## WHAT THE TASK REQUIRES
Without the pictures, print each of the records below exactly as it appears.

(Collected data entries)
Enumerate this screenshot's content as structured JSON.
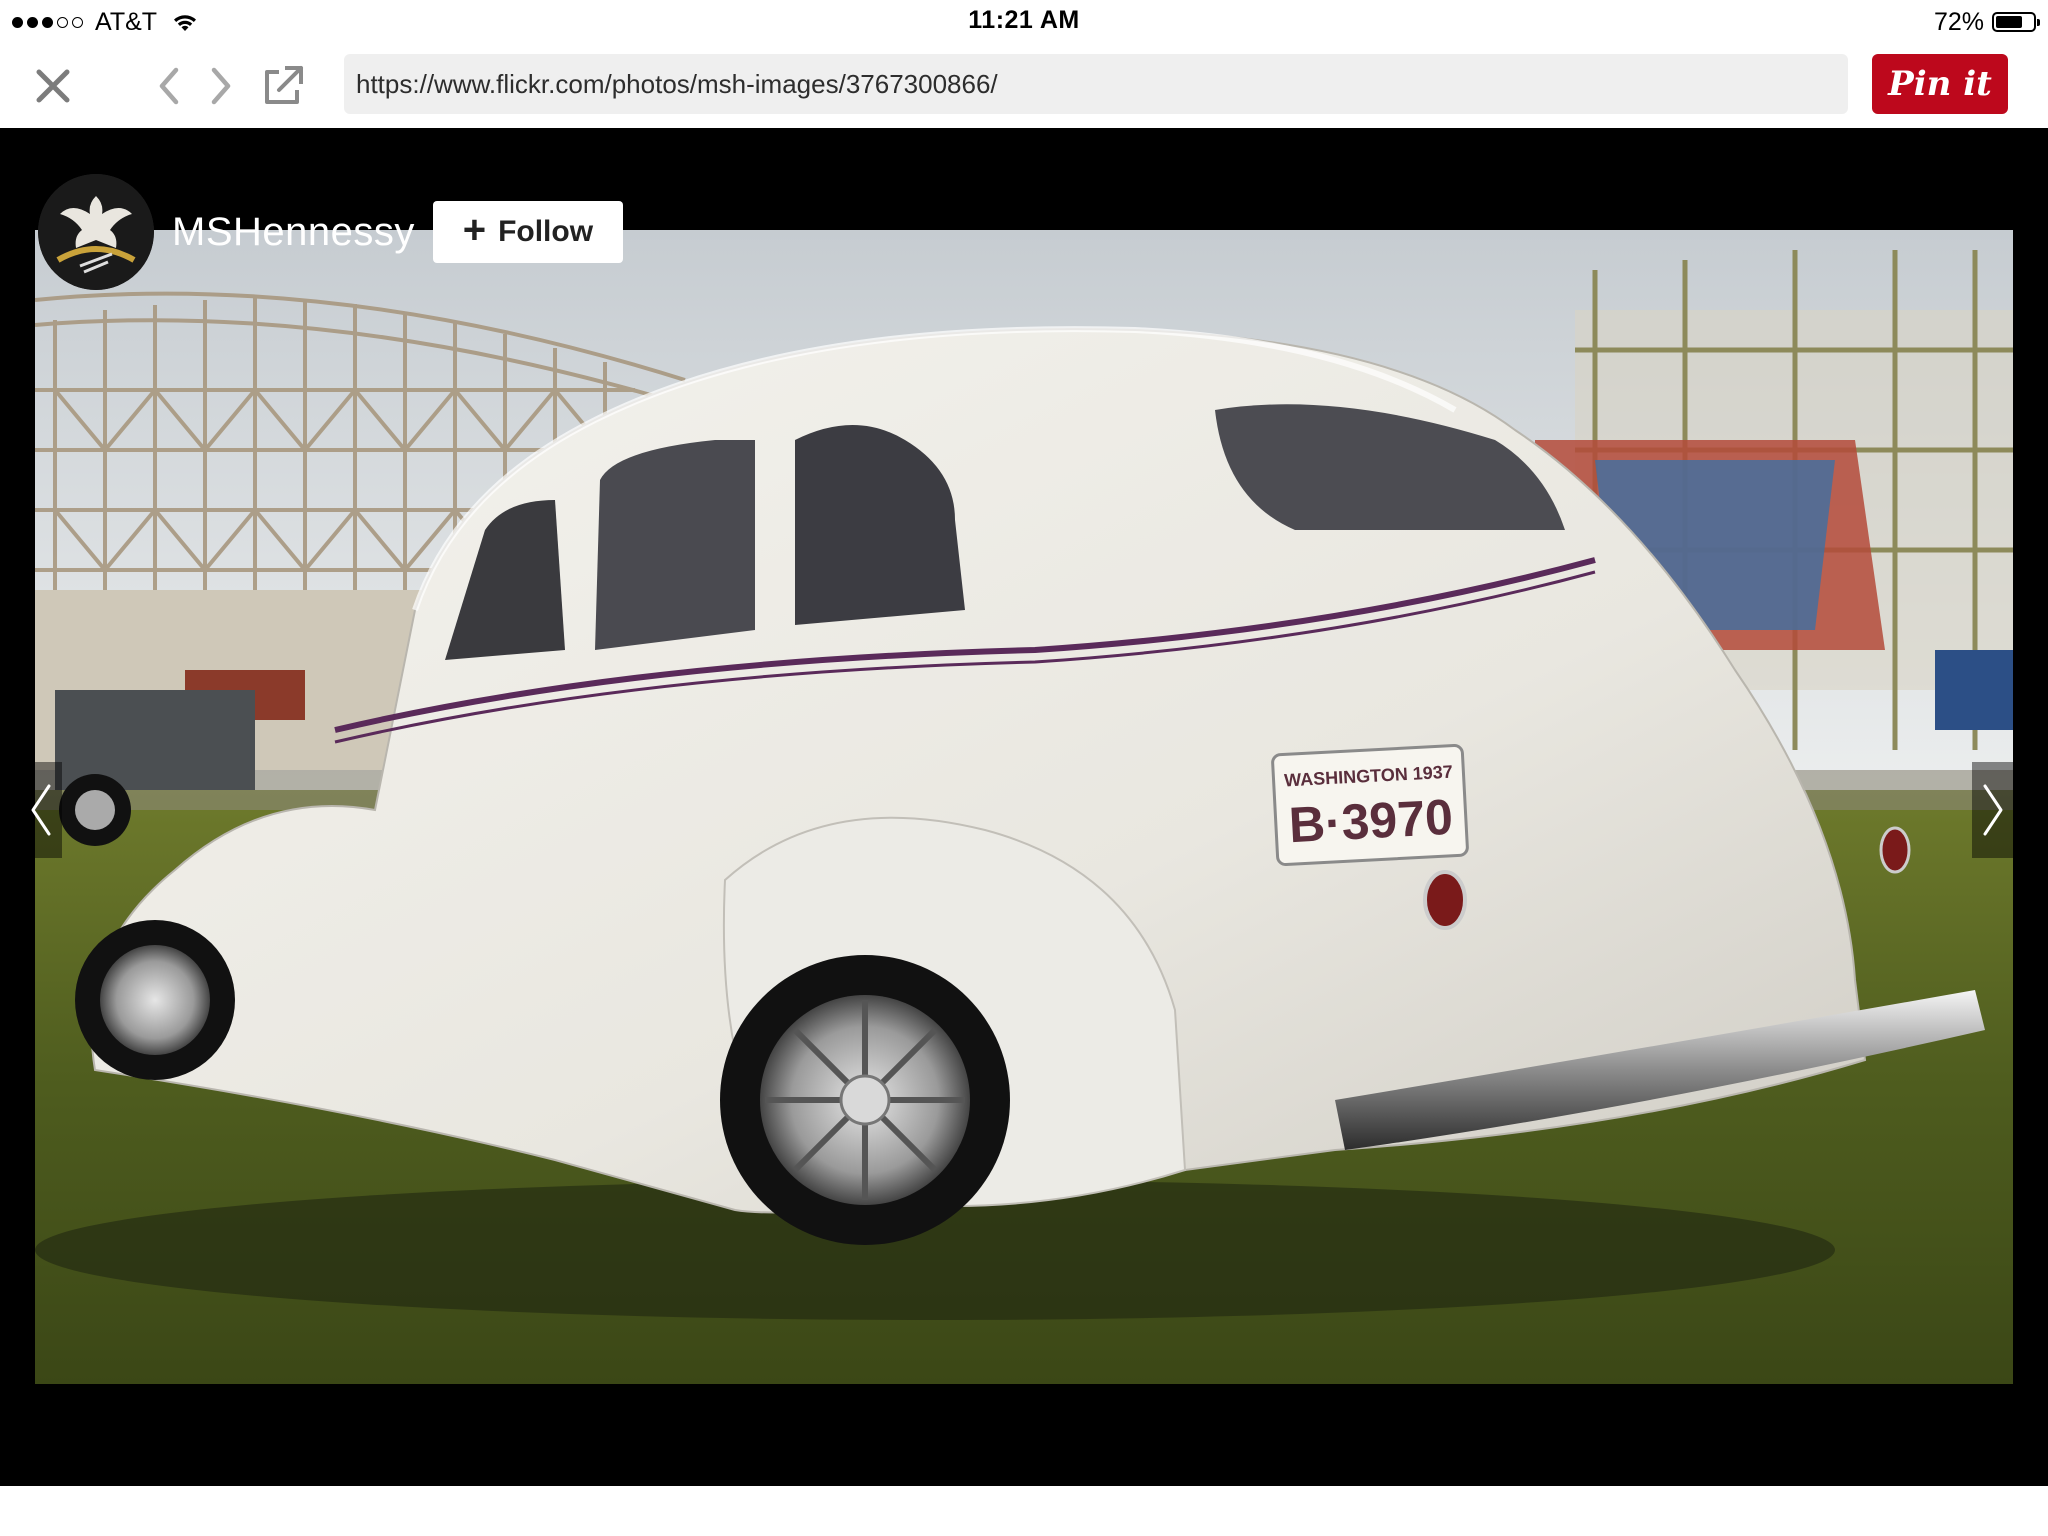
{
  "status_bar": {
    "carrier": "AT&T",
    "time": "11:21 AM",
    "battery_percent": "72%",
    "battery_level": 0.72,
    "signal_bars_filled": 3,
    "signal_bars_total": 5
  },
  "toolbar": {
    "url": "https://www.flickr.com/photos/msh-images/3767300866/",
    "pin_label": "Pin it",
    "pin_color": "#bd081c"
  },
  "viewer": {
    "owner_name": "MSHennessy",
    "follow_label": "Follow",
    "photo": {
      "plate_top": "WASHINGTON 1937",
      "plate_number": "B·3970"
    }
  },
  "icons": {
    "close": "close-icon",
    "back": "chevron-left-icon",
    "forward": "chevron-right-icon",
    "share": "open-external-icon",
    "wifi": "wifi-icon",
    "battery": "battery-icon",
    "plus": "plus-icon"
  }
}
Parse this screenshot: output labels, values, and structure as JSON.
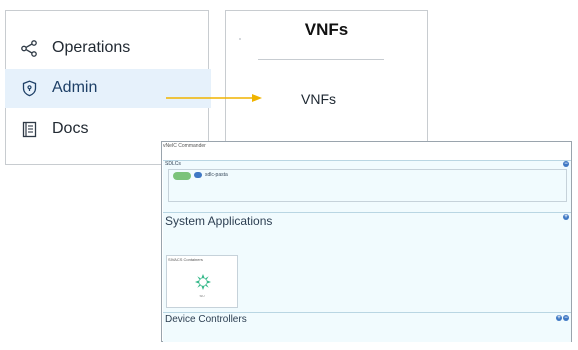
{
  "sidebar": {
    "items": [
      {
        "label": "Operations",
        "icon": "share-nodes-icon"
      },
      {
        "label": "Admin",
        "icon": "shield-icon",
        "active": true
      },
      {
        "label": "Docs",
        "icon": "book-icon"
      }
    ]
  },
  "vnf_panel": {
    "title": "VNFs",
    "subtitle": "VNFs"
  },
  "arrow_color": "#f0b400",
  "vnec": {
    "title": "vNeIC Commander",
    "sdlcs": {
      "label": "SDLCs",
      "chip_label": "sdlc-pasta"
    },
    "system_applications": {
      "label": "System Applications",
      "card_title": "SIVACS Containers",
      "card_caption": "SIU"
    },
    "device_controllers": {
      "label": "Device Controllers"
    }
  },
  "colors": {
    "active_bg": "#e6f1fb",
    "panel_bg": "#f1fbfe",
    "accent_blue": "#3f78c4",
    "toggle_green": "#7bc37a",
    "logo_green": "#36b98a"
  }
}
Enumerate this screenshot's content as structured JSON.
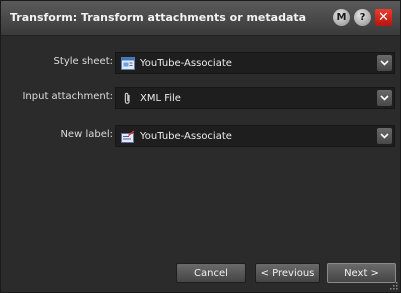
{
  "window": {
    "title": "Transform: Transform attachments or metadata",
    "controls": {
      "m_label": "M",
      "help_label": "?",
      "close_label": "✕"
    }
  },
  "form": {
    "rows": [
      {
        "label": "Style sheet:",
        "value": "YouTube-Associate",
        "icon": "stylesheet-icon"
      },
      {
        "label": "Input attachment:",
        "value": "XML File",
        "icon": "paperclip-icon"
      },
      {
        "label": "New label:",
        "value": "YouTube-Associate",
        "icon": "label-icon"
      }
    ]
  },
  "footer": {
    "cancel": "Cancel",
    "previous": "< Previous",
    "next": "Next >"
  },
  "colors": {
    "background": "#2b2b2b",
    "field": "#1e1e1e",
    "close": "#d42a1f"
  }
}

## COMPLETE RESPONSE
Enumerate this screenshot's content as structured JSON.
{
  "status_bar": {
    "carrier": "AT&T",
    "time": "11:21 AM",
    "battery_percent": "72%",
    "battery_level": 0.72,
    "signal_bars_filled": 3,
    "signal_bars_total": 5
  },
  "toolbar": {
    "url": "https://www.flickr.com/photos/msh-images/3767300866/",
    "pin_label": "Pin it",
    "pin_color": "#bd081c"
  },
  "viewer": {
    "owner_name": "MSHennessy",
    "follow_label": "Follow",
    "photo": {
      "plate_top": "WASHINGTON 1937",
      "plate_number": "B·3970"
    }
  },
  "icons": {
    "close": "close-icon",
    "back": "chevron-left-icon",
    "forward": "chevron-right-icon",
    "share": "open-external-icon",
    "wifi": "wifi-icon",
    "battery": "battery-icon",
    "plus": "plus-icon"
  }
}
Parse this screenshot: output labels, values, and structure as JSON.
{
  "sidebar": {
    "items": [
      {
        "label": "Operations",
        "icon": "share-nodes-icon"
      },
      {
        "label": "Admin",
        "icon": "shield-icon",
        "active": true
      },
      {
        "label": "Docs",
        "icon": "book-icon"
      }
    ]
  },
  "vnf_panel": {
    "title": "VNFs",
    "subtitle": "VNFs"
  },
  "arrow_color": "#f0b400",
  "vnec": {
    "title": "vNeIC Commander",
    "sdlcs": {
      "label": "SDLCs",
      "chip_label": "sdlc-pasta"
    },
    "system_applications": {
      "label": "System Applications",
      "card_title": "SIVACS Containers",
      "card_caption": "SIU"
    },
    "device_controllers": {
      "label": "Device Controllers"
    }
  },
  "colors": {
    "active_bg": "#e6f1fb",
    "panel_bg": "#f1fbfe",
    "accent_blue": "#3f78c4",
    "toggle_green": "#7bc37a",
    "logo_green": "#36b98a"
  }
}
Enumerate this screenshot's content as structured JSON.
{
  "window": {
    "title": "Transform: Transform attachments or metadata",
    "controls": {
      "m_label": "M",
      "help_label": "?",
      "close_label": "✕"
    }
  },
  "form": {
    "rows": [
      {
        "label": "Style sheet:",
        "value": "YouTube-Associate",
        "icon": "stylesheet-icon"
      },
      {
        "label": "Input attachment:",
        "value": "XML File",
        "icon": "paperclip-icon"
      },
      {
        "label": "New label:",
        "value": "YouTube-Associate",
        "icon": "label-icon"
      }
    ]
  },
  "footer": {
    "cancel": "Cancel",
    "previous": "< Previous",
    "next": "Next >"
  },
  "colors": {
    "background": "#2b2b2b",
    "field": "#1e1e1e",
    "close": "#d42a1f"
  }
}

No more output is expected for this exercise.